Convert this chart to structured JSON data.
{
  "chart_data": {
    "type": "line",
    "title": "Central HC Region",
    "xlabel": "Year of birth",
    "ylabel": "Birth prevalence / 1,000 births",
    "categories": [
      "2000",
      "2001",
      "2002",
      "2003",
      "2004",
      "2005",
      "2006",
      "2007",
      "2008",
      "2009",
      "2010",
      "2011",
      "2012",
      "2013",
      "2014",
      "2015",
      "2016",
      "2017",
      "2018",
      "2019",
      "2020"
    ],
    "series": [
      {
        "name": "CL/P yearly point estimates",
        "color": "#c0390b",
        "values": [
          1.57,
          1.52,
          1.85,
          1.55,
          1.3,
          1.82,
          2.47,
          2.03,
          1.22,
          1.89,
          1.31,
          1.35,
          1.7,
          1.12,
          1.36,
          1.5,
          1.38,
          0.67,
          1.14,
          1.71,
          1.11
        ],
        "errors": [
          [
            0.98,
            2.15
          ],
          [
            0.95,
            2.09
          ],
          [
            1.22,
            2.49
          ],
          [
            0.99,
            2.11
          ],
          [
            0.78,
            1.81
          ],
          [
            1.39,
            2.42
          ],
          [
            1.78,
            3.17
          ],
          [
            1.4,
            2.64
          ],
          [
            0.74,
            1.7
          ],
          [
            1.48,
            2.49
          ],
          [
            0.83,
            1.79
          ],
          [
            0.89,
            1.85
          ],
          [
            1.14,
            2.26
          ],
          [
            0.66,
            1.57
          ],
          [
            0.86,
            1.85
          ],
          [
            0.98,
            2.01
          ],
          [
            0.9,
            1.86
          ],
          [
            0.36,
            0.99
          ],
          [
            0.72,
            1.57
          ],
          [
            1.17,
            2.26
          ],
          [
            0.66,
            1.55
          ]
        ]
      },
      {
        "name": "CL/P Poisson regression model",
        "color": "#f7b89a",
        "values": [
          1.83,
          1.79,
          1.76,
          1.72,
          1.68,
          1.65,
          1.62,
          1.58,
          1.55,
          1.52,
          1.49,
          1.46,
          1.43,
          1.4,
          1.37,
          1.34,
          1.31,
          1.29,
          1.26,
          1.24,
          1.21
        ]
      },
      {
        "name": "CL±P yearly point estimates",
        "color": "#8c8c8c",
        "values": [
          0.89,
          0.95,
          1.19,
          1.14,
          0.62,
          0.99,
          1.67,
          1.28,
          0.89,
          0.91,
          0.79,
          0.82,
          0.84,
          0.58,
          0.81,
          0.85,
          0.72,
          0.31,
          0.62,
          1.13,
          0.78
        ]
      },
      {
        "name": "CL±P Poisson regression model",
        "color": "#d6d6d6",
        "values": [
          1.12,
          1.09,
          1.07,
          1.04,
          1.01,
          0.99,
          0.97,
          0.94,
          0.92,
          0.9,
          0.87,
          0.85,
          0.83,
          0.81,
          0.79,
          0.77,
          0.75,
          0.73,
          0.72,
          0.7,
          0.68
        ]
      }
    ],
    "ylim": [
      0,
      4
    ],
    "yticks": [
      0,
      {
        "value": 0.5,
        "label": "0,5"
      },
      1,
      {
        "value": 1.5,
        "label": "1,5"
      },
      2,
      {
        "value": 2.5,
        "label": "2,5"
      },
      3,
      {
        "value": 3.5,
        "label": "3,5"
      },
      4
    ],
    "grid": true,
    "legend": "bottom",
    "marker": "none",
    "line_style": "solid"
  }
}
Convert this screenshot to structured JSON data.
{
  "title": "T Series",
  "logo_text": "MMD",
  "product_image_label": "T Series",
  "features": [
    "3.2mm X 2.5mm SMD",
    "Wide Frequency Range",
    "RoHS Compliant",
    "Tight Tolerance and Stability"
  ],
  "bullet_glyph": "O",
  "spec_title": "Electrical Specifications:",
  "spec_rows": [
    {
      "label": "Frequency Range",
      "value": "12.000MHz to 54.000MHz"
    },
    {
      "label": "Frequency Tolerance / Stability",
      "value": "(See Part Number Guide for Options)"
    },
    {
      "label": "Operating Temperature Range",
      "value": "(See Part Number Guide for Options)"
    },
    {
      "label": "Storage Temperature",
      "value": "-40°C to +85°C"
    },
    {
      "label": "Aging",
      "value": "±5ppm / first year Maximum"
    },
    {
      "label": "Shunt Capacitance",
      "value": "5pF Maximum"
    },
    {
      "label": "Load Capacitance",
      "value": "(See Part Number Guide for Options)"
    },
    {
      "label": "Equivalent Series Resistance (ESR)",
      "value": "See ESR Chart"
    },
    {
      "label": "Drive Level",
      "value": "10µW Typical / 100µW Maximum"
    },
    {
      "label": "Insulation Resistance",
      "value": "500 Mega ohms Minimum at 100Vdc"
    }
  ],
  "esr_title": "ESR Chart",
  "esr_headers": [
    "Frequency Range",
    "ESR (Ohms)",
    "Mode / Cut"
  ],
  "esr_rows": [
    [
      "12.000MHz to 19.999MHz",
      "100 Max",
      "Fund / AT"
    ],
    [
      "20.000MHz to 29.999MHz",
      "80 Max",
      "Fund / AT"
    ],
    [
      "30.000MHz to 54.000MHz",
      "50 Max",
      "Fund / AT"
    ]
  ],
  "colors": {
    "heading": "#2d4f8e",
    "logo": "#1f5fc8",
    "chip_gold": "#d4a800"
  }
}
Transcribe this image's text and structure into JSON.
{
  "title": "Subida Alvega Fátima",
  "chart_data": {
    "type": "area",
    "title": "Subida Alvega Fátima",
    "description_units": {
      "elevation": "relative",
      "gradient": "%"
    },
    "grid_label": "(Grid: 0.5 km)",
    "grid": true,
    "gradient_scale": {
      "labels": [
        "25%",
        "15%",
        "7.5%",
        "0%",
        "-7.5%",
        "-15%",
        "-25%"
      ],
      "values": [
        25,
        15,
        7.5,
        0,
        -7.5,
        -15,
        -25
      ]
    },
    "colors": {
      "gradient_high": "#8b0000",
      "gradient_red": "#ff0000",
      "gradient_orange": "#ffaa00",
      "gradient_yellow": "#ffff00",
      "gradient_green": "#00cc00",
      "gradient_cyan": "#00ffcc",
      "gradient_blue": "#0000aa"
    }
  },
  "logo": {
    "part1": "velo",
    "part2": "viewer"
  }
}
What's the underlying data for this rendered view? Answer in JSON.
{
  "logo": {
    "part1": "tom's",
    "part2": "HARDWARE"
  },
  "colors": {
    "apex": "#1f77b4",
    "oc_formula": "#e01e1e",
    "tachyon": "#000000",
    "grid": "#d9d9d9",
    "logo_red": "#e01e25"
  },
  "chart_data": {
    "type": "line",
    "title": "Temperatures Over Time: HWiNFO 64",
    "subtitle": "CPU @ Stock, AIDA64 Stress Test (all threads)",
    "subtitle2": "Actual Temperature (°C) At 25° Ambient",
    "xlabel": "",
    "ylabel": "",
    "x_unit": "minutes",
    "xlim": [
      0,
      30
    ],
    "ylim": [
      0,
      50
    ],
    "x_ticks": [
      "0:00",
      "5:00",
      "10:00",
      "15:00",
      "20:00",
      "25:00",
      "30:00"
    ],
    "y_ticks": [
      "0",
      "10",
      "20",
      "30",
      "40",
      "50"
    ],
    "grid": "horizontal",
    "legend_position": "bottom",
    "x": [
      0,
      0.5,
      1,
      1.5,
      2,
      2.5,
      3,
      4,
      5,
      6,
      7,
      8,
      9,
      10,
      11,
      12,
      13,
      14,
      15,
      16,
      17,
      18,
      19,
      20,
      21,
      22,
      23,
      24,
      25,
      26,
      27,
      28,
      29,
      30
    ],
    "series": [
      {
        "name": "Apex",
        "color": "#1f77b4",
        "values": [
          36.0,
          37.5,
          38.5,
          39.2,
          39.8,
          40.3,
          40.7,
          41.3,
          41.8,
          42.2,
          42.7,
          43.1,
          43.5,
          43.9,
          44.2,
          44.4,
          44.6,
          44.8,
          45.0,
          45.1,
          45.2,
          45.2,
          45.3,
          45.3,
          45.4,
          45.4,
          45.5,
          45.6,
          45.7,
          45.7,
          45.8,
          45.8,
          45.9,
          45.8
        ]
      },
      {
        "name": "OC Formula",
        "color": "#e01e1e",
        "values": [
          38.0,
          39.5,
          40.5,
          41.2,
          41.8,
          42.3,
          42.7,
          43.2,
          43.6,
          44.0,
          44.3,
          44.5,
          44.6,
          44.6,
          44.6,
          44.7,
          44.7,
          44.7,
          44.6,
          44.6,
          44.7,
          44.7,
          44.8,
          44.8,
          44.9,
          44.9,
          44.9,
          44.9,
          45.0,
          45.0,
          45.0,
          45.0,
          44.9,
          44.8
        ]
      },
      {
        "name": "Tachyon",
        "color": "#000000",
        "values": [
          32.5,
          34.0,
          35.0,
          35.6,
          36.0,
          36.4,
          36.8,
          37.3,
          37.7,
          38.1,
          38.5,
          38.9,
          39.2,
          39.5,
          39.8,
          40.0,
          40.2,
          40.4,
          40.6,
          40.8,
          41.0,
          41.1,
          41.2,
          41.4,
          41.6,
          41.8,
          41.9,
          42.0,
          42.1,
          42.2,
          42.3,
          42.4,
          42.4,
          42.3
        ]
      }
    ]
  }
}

# # # # #

**Exercise aim**
Filter the entries down to the lines containing "name". Copy each of those lines.

**Answer below**
        "name": "CL/P yearly point estimates",
        "name": "CL/P Poisson regression model",
        "name": "CL±P yearly point estimates",
        "name": "CL±P Poisson regression model",
        "name": "Apex",
        "name": "OC Formula",
        "name": "Tachyon",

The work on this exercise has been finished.